RECORDS SUPPLIED:

--- BEGIN ---

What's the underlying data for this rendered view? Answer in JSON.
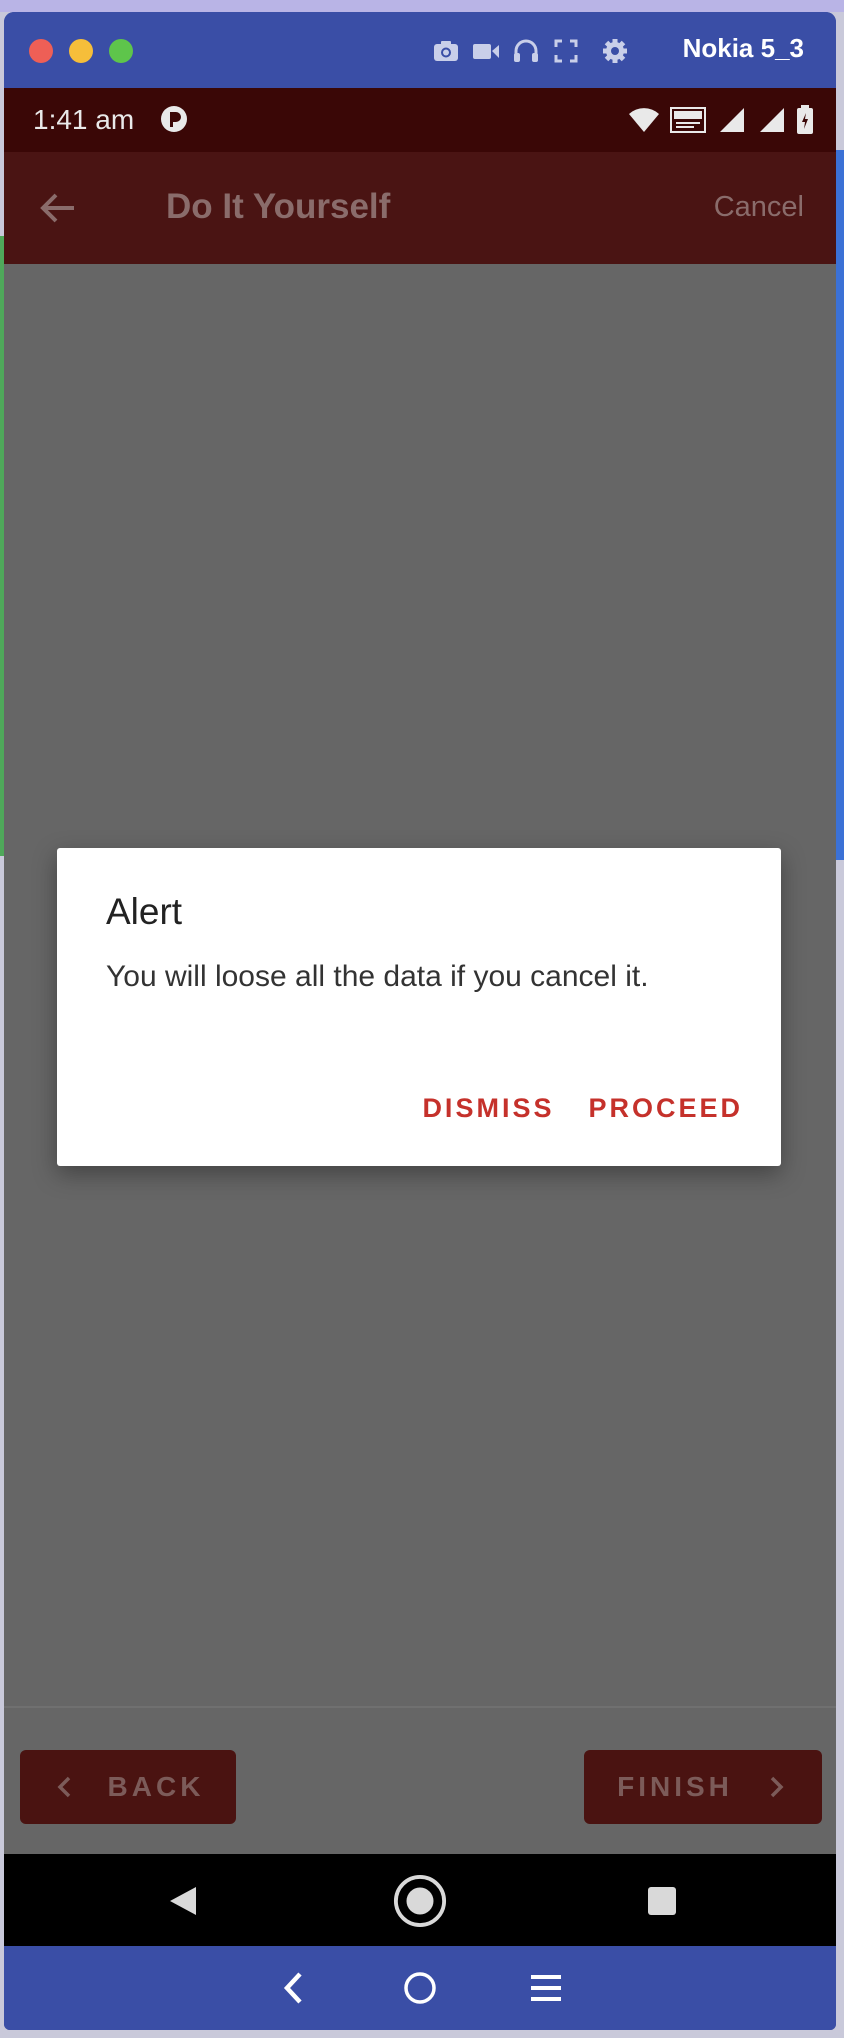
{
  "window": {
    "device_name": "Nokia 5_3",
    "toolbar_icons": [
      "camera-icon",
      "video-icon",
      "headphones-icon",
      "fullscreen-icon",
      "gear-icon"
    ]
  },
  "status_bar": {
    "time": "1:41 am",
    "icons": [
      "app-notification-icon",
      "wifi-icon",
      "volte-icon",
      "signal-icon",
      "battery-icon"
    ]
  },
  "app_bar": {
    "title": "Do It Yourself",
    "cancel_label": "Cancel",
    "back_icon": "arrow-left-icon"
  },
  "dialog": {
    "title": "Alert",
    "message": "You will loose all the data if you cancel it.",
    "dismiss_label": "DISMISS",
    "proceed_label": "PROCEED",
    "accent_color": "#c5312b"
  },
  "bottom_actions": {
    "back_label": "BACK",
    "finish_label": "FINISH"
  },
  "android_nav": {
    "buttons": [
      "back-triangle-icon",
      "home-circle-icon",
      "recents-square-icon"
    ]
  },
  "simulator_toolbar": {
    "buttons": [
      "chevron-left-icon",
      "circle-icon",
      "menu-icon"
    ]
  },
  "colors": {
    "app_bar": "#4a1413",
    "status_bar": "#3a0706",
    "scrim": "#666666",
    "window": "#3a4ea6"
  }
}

--- END ---
--- BEGIN ---

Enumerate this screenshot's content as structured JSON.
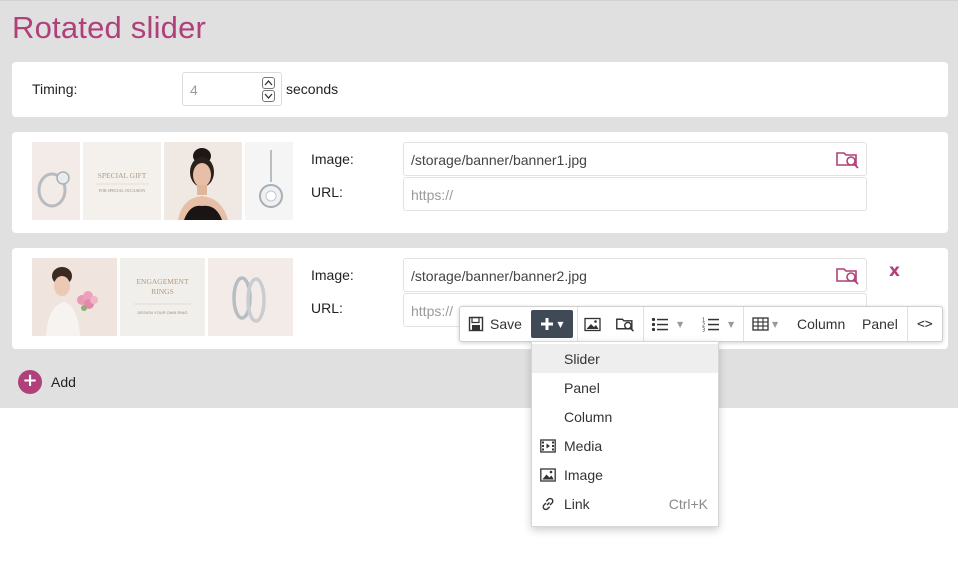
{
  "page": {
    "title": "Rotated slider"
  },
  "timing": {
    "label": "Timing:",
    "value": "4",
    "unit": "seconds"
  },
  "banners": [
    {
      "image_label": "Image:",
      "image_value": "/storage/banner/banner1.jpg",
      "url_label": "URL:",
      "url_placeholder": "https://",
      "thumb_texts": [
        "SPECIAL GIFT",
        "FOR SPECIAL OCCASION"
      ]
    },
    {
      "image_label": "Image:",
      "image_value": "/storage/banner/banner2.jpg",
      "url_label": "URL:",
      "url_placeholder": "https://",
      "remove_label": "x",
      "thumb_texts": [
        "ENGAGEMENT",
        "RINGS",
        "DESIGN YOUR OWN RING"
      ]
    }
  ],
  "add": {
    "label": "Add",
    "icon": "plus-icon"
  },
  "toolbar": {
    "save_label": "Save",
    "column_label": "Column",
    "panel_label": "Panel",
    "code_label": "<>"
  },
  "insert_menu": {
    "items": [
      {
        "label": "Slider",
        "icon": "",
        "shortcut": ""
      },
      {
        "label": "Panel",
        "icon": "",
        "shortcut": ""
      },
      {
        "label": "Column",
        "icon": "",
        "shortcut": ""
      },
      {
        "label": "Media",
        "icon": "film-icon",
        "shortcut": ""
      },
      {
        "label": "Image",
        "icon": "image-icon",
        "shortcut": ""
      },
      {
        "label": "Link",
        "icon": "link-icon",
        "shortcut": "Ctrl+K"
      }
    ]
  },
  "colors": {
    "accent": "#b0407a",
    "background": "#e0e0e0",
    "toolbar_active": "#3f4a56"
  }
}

--- END ---
--- BEGIN ---

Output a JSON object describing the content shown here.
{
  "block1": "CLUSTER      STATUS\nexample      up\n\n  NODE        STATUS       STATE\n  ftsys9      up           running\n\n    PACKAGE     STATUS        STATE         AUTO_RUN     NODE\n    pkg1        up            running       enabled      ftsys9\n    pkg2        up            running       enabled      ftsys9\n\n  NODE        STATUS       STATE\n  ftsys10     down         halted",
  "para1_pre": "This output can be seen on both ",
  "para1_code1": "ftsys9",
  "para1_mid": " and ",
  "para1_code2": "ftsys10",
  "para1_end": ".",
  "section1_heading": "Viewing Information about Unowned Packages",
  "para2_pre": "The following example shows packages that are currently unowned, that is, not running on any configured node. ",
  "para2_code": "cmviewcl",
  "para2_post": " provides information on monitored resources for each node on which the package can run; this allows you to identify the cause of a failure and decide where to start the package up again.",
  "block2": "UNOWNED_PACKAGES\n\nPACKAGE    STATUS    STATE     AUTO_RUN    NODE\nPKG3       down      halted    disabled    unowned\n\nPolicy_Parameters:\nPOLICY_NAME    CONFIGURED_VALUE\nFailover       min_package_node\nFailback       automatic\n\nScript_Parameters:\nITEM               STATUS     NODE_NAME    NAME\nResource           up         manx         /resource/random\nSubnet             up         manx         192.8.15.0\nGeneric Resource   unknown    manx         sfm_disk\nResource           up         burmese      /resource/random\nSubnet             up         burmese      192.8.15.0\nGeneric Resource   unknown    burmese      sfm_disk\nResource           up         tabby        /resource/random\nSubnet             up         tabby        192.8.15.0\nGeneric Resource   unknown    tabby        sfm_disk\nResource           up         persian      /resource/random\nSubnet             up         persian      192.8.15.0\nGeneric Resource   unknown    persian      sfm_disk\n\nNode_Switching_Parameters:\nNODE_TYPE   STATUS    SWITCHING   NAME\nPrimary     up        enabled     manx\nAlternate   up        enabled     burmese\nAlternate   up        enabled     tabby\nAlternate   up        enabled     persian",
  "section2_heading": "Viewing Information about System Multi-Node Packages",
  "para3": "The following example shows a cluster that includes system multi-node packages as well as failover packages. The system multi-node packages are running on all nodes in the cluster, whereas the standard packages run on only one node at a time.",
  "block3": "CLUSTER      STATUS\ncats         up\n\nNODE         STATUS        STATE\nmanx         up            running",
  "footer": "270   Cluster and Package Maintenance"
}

--- END ---

STATED PROBLEM: Every line that holds the string "title" should be returned.

OUTPUT BELOW:
    "title": "Do It Yourself",
    "title": "Alert",
    "title": "Rotated slider"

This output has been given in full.